## Records provided
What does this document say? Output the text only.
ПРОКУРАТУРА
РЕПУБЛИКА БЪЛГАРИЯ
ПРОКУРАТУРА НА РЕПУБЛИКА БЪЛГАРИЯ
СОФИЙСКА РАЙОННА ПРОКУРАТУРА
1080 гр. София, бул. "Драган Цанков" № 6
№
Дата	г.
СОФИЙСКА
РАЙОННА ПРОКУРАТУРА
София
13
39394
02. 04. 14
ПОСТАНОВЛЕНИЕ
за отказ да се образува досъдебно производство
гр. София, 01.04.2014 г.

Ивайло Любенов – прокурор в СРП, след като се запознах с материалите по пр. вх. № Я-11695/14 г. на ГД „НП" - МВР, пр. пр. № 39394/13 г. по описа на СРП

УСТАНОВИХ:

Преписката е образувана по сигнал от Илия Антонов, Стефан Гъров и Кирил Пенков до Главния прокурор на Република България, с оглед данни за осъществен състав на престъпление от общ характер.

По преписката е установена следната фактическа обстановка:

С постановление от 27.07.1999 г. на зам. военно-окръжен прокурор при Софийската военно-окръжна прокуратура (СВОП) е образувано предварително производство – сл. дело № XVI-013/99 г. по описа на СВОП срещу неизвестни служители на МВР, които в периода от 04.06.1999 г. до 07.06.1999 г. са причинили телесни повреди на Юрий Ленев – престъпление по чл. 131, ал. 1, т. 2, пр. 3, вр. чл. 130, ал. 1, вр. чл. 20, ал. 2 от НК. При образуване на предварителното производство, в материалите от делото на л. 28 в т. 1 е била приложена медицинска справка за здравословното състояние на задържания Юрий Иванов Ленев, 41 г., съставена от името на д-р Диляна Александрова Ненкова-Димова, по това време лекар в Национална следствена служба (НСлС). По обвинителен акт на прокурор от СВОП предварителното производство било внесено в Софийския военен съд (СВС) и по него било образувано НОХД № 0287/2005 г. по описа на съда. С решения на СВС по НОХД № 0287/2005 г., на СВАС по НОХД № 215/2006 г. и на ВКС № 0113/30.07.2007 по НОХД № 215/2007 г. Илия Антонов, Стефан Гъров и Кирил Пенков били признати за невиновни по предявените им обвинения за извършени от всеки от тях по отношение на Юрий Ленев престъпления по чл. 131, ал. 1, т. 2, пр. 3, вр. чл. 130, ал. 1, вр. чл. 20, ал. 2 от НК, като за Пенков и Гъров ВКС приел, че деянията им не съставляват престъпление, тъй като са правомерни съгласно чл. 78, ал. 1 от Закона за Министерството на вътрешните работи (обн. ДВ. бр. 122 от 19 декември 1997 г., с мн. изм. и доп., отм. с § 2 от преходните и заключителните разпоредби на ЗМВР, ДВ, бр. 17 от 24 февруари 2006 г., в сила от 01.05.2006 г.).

## Stated exercise
Please set down all the data word for word.

## Written answer
What does this document say? Output the text only.
ПРОКУРАТУРА
РЕПУБЛИКА БЪЛГАРИЯ
ПРОКУРАТУРА НА РЕПУБЛИКА БЪЛГАРИЯ
СОФИЙСКА РАЙОННА ПРОКУРАТУРА
1080 гр. София, бул. "Драган Цанков" № 6
№
Дата	г.
СОФИЙСКА
РАЙОННА ПРОКУРАТУРА
София
13
39394
02. 04. 14
ПОСТАНОВЛЕНИЕ
за отказ да се образува досъдебно производство
гр. София, 01.04.2014 г.

Ивайло Любенов – прокурор в СРП, след като се запознах с материалите по пр. вх. № Я-11695/14 г. на ГД „НП" - МВР, пр. пр. № 39394/13 г. по описа на СРП

УСТАНОВИХ:

Преписката е образувана по сигнал от Илия Антонов, Стефан Гъров и Кирил Пенков до Главния прокурор на Република България, с оглед данни за осъществен състав на престъпление от общ характер.

По преписката е установена следната фактическа обстановка:

С постановление от 27.07.1999 г. на зам. военно-окръжен прокурор при Софийската военно-окръжна прокуратура (СВОП) е образувано предварително производство – сл. дело № XVI-013/99 г. по описа на СВОП срещу неизвестни служители на МВР, които в периода от 04.06.1999 г. до 07.06.1999 г. са причинили телесни повреди на Юрий Ленев – престъпление по чл. 131, ал. 1, т. 2, пр. 3, вр. чл. 130, ал. 1, вр. чл. 20, ал. 2 от НК. При образуване на предварителното производство, в материалите от делото на л. 28 в т. 1 е била приложена медицинска справка за здравословното състояние на задържания Юрий Иванов Ленев, 41 г., съставена от името на д-р Диляна Александрова Ненкова-Димова, по това време лекар в Национална следствена служба (НСлС). По обвинителен акт на прокурор от СВОП предварителното производство било внесено в Софийския военен съд (СВС) и по него било образувано НОХД № 0287/2005 г. по описа на съда. С решения на СВС по НОХД № 0287/2005 г., на СВАС по НОХД № 215/2006 г. и на ВКС № 0113/30.07.2007 по НОХД № 215/2007 г. Илия Антонов, Стефан Гъров и Кирил Пенков били признати за невиновни по предявените им обвинения за извършени от всеки от тях по отношение на Юрий Ленев престъпления по чл. 131, ал. 1, т. 2, пр. 3, вр. чл. 130, ал. 1, вр. чл. 20, ал. 2 от НК, като за Пенков и Гъров ВКС приел, че деянията им не съставляват престъпление, тъй като са правомерни съгласно чл. 78, ал. 1 от Закона за Министерството на вътрешните работи (обн. ДВ. бр. 122 от 19 декември 1997 г., с мн. изм. и доп., отм. с § 2 от преходните и заключителните разпоредби на ЗМВР, ДВ, бр. 17 от 24 февруари 2006 г., в сила от 01.05.2006 г.).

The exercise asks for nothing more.